Prompt – State the number of lines in the material below that have "ylabel" in them, without any other text.

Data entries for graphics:
───

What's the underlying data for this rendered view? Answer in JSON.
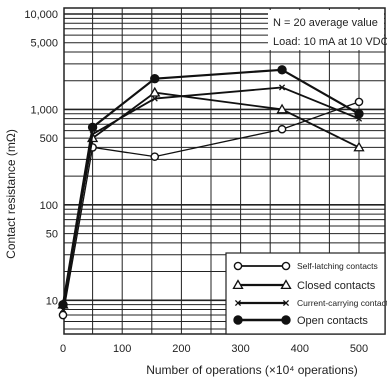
{
  "chart_data": {
    "type": "line",
    "xlabel": "Number of operations (×10⁴ operations)",
    "ylabel": "Contact resistance (mΩ)",
    "xlim": [
      0,
      500
    ],
    "ylim": [
      5,
      10000
    ],
    "yscale": "log",
    "x_ticks": [
      0,
      100,
      200,
      300,
      400,
      500
    ],
    "y_ticks": [
      {
        "value": 10000,
        "label": "10,000"
      },
      {
        "value": 5000,
        "label": "5,000"
      },
      {
        "value": 1000,
        "label": "1,000"
      },
      {
        "value": 500,
        "label": "500"
      },
      {
        "value": 100,
        "label": "100"
      },
      {
        "value": 50,
        "label": "50"
      },
      {
        "value": 10,
        "label": "10"
      }
    ],
    "grid": true,
    "annotations": [
      "N = 20 average value",
      "Load: 10 mA at 10 VDC"
    ],
    "legend_position": "bottom-right",
    "series": [
      {
        "name": "Self-latching contacts",
        "marker": "open-circle",
        "x": [
          0,
          50,
          155,
          370,
          500
        ],
        "y": [
          7,
          400,
          320,
          620,
          1200
        ]
      },
      {
        "name": "Closed contacts",
        "marker": "triangle",
        "x": [
          0,
          50,
          155,
          370,
          500
        ],
        "y": [
          9,
          500,
          1500,
          1000,
          400
        ]
      },
      {
        "name": "Current-carrying contact",
        "marker": "cross",
        "x": [
          0,
          50,
          155,
          370,
          500
        ],
        "y": [
          8,
          550,
          1300,
          1700,
          800
        ]
      },
      {
        "name": "Open contacts",
        "marker": "filled-circle",
        "x": [
          0,
          50,
          155,
          370,
          500
        ],
        "y": [
          9,
          650,
          2100,
          2600,
          900
        ]
      }
    ]
  }
}
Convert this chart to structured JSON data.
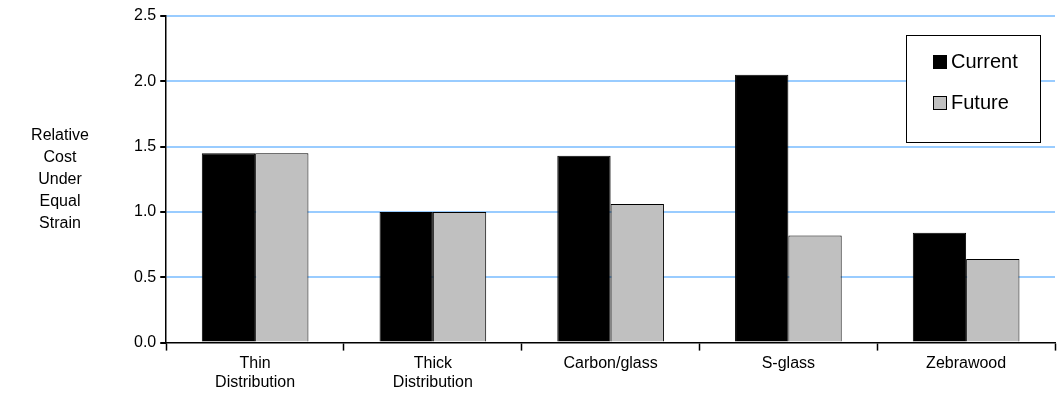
{
  "chart_data": {
    "type": "bar",
    "ylabel": "Relative Cost Under Equal Strain",
    "categories": [
      "Thin Distribution",
      "Thick Distribution",
      "Carbon/glass",
      "S-glass",
      "Zebrawood"
    ],
    "series": [
      {
        "name": "Current",
        "color": "#000000",
        "values": [
          1.45,
          1.0,
          1.43,
          2.05,
          0.84
        ]
      },
      {
        "name": "Future",
        "color": "#c0c0c0",
        "values": [
          1.45,
          1.0,
          1.06,
          0.82,
          0.64
        ]
      }
    ],
    "ylim": [
      0,
      2.5
    ],
    "yticks": [
      {
        "value": 0,
        "label": "0.0"
      },
      {
        "value": 0.5,
        "label": "0.5"
      },
      {
        "value": 1,
        "label": "1.0"
      },
      {
        "value": 1.5,
        "label": "1.5"
      },
      {
        "value": 2,
        "label": "2.0"
      },
      {
        "value": 2.5,
        "label": "2.5"
      }
    ],
    "grid": "y",
    "legend": "top right"
  }
}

───

Expected answer – 2